(Work instructions) Return a copy of each line that holds the string "down".

(Extracted information)

* * * * * * * * *

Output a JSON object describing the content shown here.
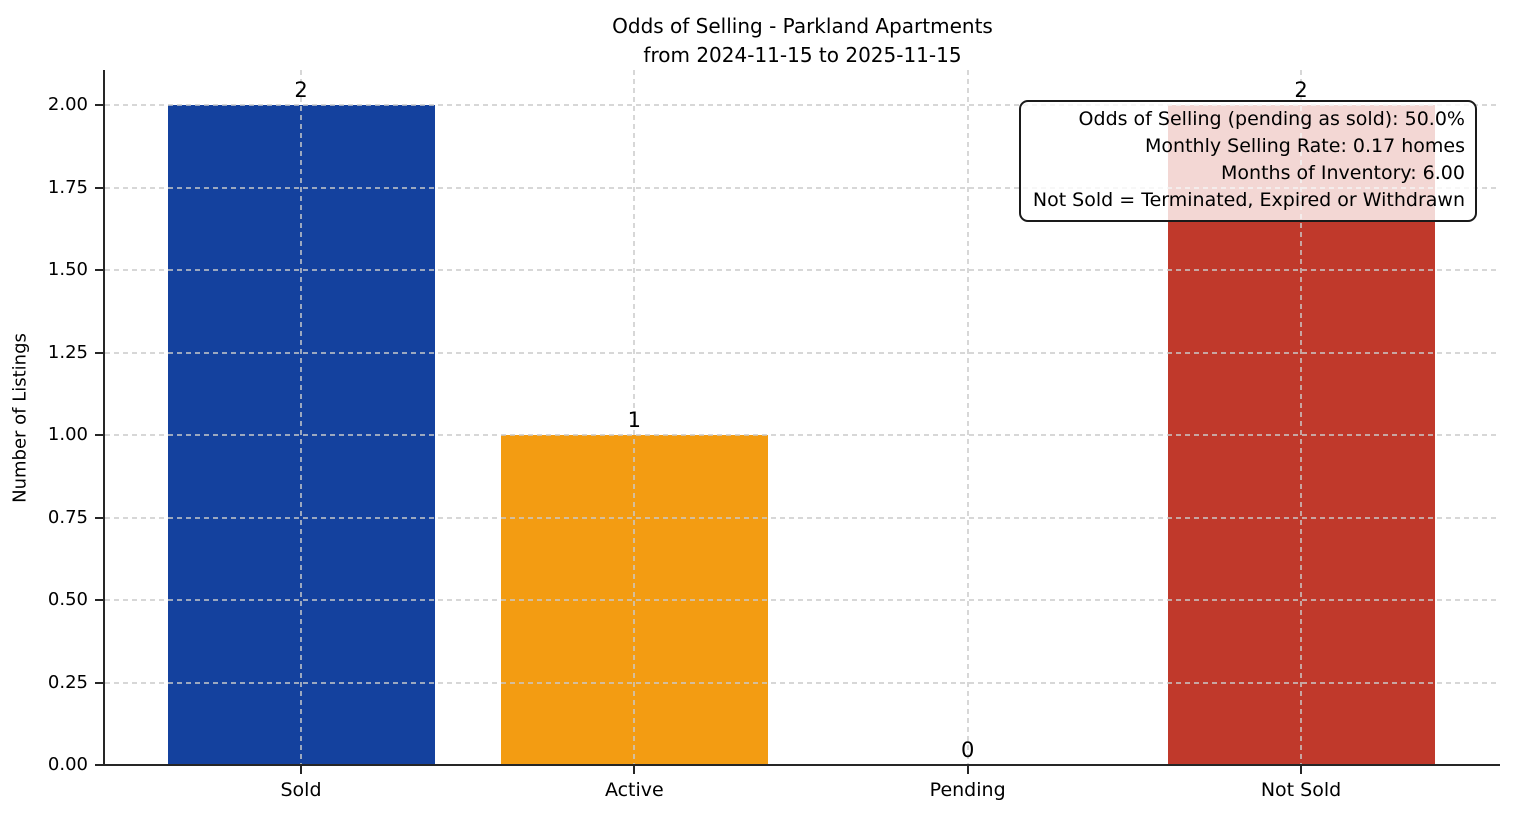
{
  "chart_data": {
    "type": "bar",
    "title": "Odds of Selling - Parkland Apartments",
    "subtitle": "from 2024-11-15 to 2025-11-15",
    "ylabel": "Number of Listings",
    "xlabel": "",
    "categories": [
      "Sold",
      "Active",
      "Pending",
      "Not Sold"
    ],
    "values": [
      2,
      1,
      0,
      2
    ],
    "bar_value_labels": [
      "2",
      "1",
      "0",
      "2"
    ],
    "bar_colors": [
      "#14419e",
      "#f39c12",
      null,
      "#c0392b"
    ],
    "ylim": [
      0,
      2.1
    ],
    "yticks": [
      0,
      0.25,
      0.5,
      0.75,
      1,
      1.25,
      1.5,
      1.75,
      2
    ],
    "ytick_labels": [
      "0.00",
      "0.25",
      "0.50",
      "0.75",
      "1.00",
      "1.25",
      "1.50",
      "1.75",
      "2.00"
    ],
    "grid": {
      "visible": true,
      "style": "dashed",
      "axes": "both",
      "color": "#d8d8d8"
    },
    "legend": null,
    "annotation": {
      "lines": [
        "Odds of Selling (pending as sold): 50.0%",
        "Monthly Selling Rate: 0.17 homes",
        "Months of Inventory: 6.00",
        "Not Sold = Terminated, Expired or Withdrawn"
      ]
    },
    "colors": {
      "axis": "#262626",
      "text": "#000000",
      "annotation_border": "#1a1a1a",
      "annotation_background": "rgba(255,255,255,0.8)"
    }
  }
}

* * * * * * * * *

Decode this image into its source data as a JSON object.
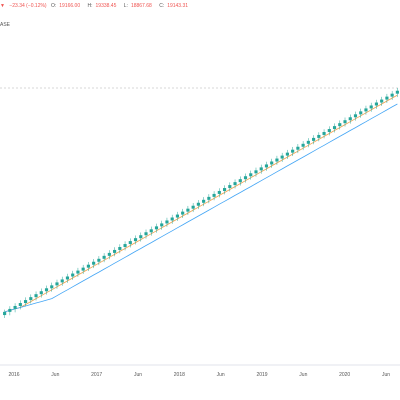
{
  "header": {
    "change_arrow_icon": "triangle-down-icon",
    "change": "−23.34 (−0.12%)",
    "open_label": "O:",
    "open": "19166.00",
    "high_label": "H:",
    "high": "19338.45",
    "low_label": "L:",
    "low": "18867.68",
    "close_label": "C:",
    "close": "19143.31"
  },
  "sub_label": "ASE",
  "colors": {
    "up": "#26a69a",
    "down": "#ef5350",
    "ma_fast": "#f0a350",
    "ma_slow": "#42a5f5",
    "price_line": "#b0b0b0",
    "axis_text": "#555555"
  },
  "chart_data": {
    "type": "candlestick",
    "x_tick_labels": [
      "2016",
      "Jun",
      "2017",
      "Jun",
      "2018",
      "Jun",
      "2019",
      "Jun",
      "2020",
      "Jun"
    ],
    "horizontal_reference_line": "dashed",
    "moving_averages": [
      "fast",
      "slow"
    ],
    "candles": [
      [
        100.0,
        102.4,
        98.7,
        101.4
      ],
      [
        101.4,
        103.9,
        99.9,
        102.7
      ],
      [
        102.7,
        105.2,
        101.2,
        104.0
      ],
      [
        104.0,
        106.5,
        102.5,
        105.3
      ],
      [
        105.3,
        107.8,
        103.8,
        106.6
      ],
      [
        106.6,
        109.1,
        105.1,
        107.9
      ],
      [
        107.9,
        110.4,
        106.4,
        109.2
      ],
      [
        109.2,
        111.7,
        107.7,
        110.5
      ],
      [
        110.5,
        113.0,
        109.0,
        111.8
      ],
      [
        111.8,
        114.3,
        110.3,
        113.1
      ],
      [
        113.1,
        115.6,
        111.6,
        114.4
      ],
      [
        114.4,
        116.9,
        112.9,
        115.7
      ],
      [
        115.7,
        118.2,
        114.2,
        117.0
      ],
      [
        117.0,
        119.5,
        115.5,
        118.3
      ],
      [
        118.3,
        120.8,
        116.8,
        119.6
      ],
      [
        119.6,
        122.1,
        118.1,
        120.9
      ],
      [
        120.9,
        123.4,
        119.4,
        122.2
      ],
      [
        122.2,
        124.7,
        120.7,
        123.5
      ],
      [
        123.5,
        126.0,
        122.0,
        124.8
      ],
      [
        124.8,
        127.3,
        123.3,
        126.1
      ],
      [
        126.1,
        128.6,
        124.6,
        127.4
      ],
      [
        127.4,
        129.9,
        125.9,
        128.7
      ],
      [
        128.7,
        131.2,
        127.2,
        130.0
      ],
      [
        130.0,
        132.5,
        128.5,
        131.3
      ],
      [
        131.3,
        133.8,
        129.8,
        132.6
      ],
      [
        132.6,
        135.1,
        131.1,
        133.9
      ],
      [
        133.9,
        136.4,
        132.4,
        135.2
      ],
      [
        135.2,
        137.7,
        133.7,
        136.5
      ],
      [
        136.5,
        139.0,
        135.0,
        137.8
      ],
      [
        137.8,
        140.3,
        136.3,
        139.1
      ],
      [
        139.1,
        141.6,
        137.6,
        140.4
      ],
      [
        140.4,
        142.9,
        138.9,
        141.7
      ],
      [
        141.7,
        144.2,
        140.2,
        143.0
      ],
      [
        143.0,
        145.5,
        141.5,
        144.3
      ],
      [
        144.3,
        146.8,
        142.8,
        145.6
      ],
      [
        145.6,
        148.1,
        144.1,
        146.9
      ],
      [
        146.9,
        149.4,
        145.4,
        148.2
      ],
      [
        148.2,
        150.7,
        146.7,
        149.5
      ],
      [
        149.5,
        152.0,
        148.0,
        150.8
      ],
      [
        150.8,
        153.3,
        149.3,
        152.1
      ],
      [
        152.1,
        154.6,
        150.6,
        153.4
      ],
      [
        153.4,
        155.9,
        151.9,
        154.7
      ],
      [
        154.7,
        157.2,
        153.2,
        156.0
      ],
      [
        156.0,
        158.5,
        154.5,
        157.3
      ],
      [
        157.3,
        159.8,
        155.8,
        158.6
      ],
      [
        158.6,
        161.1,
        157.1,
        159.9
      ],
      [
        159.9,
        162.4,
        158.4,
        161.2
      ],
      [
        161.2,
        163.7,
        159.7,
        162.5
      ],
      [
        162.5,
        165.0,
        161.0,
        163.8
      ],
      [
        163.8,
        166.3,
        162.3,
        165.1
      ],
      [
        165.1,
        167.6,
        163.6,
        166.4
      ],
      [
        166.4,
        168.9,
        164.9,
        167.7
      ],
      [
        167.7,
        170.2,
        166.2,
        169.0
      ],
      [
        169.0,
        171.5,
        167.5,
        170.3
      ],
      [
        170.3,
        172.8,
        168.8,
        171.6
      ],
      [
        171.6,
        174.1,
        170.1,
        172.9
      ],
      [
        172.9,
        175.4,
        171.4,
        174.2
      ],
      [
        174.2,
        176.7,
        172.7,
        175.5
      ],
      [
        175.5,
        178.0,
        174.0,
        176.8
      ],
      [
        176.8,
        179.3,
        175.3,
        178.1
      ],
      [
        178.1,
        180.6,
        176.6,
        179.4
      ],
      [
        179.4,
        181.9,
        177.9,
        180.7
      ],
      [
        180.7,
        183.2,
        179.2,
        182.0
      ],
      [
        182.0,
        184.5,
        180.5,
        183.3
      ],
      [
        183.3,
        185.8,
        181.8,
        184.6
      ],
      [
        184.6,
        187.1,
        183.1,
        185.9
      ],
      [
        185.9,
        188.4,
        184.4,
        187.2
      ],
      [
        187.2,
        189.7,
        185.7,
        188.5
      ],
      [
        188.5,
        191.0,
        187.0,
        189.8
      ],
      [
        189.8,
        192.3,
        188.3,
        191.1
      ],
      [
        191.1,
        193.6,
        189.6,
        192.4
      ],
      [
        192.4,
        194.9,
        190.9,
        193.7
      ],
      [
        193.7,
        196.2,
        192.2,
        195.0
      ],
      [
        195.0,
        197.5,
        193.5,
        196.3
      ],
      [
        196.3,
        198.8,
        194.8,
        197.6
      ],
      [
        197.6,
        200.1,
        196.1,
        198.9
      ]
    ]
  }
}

* * * * * * * * *

(Completed exercise)
    "change_arrow_icon": "triangle-down-icon",
    "down": "#ef5350",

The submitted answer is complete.